_Written problem_
Take each line containing the word "Seat" and copy it.

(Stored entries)
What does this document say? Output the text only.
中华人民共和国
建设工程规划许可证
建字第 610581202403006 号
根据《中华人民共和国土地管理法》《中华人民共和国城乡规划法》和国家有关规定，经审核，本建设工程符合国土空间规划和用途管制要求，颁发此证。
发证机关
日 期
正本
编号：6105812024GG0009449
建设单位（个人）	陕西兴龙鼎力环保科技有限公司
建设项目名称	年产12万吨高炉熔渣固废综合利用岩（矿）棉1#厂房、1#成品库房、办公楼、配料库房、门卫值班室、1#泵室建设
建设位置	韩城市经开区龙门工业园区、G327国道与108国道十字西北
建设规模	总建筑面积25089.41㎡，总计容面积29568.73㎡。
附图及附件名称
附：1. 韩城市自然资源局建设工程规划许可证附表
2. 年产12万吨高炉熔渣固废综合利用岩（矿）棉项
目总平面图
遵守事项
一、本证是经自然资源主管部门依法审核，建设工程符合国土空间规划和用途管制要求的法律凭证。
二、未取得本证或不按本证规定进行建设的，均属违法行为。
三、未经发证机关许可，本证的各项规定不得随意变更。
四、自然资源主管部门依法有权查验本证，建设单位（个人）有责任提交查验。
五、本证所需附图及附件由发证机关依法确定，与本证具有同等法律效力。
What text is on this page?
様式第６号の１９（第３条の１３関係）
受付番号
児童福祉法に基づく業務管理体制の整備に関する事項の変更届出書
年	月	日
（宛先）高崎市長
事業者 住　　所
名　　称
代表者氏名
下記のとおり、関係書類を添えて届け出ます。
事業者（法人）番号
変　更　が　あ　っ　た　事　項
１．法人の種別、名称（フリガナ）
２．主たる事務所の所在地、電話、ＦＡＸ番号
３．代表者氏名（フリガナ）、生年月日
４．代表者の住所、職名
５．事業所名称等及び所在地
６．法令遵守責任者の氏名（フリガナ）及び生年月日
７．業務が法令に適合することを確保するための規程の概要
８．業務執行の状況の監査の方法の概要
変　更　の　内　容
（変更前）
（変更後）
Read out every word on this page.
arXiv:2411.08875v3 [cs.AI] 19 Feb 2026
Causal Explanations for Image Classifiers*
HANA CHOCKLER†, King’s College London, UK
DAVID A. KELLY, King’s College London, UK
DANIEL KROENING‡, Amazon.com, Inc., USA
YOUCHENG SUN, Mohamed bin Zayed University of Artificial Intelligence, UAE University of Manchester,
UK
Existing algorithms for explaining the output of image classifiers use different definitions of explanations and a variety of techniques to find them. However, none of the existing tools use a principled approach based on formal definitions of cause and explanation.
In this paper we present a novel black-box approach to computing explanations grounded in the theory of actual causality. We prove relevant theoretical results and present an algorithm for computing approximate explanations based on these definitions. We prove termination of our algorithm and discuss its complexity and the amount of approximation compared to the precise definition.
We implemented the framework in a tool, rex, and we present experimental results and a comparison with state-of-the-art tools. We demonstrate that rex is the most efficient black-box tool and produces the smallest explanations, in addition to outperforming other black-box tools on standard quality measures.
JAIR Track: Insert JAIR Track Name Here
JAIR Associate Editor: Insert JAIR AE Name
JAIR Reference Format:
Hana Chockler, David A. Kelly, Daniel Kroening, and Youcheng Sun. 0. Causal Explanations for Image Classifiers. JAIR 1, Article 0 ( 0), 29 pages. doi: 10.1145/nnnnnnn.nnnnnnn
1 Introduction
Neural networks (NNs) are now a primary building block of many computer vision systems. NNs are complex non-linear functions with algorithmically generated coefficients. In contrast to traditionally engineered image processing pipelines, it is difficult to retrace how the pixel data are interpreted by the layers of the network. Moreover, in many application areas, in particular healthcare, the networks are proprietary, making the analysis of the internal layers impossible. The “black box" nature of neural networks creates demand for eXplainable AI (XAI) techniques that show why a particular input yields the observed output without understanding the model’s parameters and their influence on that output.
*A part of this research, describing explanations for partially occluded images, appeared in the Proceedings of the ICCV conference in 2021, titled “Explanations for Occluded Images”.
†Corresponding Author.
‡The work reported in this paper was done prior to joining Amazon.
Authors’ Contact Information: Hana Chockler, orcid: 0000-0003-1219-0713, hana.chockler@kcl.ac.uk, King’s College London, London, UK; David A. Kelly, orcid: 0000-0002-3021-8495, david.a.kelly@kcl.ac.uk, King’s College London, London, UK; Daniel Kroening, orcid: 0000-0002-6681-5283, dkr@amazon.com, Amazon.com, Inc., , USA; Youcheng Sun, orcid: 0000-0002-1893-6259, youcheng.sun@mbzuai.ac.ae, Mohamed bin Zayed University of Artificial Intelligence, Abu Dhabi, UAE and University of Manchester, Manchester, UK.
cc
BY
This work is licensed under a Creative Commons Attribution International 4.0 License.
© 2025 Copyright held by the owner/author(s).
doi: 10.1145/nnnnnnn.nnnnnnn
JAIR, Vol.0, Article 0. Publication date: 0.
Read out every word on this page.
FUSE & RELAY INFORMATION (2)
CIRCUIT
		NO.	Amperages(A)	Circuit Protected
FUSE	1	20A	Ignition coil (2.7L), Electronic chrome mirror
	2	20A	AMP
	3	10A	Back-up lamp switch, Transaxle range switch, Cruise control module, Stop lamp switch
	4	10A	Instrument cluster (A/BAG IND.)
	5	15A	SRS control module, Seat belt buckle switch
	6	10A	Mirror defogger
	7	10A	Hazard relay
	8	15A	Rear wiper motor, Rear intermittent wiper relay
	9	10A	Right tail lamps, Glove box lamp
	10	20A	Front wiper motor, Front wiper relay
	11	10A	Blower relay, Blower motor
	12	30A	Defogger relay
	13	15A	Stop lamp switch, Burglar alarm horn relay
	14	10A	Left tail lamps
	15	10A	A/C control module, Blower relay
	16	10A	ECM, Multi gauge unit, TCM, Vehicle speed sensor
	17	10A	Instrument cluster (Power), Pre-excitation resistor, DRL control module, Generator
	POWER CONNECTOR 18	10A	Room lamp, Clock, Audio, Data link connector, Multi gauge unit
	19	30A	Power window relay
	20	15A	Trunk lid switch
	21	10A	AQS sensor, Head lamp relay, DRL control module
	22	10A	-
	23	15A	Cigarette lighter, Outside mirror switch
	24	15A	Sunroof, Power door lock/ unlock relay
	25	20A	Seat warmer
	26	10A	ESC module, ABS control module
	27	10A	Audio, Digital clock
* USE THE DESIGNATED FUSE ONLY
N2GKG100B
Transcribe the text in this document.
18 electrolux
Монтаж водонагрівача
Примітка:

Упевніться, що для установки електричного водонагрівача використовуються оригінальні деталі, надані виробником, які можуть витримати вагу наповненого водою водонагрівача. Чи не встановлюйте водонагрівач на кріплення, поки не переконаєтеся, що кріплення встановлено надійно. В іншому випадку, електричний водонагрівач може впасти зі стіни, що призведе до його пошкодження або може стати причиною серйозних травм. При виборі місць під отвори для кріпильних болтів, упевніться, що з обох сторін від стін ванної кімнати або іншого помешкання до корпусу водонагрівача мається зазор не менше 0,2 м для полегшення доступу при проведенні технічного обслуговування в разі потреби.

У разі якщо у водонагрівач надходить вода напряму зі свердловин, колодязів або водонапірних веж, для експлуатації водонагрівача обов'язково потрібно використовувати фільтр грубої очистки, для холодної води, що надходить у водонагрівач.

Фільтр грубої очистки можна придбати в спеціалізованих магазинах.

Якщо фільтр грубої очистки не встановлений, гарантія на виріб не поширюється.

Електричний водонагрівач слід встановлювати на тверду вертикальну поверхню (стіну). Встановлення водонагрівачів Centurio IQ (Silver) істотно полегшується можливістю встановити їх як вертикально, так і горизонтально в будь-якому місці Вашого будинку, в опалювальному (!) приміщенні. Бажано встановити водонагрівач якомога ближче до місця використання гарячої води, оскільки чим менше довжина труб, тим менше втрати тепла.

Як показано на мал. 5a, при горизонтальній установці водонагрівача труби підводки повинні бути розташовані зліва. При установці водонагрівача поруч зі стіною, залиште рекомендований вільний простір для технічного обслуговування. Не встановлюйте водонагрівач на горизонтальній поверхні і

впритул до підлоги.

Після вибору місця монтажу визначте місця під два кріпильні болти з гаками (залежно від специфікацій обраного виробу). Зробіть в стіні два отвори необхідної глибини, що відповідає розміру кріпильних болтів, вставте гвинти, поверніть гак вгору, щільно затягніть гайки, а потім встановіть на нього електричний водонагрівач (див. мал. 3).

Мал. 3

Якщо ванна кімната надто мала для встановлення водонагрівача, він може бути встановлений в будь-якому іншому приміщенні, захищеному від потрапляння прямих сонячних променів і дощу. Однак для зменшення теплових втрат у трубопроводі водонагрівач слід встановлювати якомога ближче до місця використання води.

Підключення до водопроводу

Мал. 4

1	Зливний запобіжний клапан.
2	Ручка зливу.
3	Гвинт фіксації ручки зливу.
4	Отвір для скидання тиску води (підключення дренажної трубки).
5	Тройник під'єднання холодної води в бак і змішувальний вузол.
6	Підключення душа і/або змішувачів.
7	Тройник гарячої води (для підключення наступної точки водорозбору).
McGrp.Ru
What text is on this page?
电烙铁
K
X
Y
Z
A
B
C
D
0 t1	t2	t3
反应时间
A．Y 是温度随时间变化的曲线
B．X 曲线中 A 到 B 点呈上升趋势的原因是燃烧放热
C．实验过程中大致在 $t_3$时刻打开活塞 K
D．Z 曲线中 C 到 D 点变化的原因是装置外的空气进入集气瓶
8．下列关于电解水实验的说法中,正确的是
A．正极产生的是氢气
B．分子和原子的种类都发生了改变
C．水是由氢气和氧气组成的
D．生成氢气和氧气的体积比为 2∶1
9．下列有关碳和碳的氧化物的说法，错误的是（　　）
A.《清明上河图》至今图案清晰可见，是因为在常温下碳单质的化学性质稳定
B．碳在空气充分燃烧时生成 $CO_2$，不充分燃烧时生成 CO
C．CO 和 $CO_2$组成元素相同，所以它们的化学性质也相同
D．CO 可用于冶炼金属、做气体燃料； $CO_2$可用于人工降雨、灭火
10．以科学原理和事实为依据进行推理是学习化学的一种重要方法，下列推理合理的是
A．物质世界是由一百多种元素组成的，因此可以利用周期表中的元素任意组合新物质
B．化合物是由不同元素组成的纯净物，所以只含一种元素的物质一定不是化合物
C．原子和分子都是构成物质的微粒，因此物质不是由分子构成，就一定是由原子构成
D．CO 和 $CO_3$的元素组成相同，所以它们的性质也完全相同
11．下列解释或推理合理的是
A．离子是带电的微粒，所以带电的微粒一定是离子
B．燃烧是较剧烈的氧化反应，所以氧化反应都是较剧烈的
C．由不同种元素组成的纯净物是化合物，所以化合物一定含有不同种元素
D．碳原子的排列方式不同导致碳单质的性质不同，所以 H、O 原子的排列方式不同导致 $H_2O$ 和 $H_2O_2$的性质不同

_Correct result_
	5	15A	SRS control module, Seat belt buckle switch
	25	20A	Seat warmer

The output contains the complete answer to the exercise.